▸ **STATED EXERCISE**:
Which lines in the records below contain the string "data"? Return each of those lines in full.

▸ **SOURCE MATERIAL**:

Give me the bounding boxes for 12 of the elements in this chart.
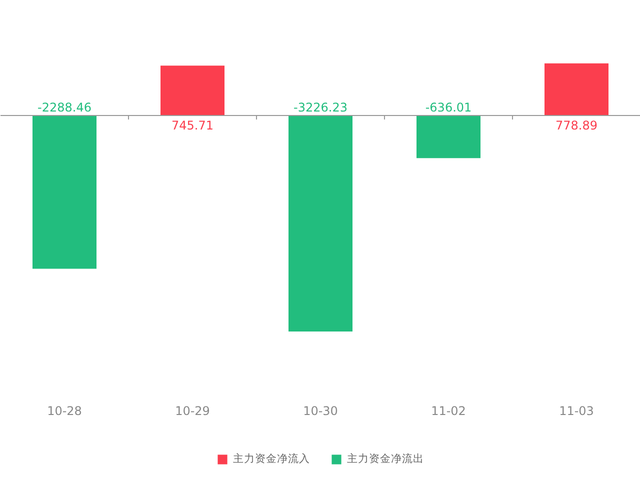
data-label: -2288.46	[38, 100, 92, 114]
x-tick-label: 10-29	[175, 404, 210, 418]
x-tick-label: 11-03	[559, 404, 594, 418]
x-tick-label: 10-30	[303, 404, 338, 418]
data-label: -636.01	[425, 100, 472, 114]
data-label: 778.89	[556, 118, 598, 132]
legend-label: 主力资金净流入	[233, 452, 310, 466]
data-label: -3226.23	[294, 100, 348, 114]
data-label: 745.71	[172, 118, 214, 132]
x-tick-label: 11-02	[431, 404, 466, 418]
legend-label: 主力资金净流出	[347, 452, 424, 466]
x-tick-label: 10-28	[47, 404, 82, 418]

▸ **RESULT OF THE EXERCISE**:
data-label: -2288.46	[38, 100, 92, 114]
data-label: -636.01	[425, 100, 472, 114]
data-label: 778.89	[556, 118, 598, 132]
data-label: -3226.23	[294, 100, 348, 114]
data-label: 745.71	[172, 118, 214, 132]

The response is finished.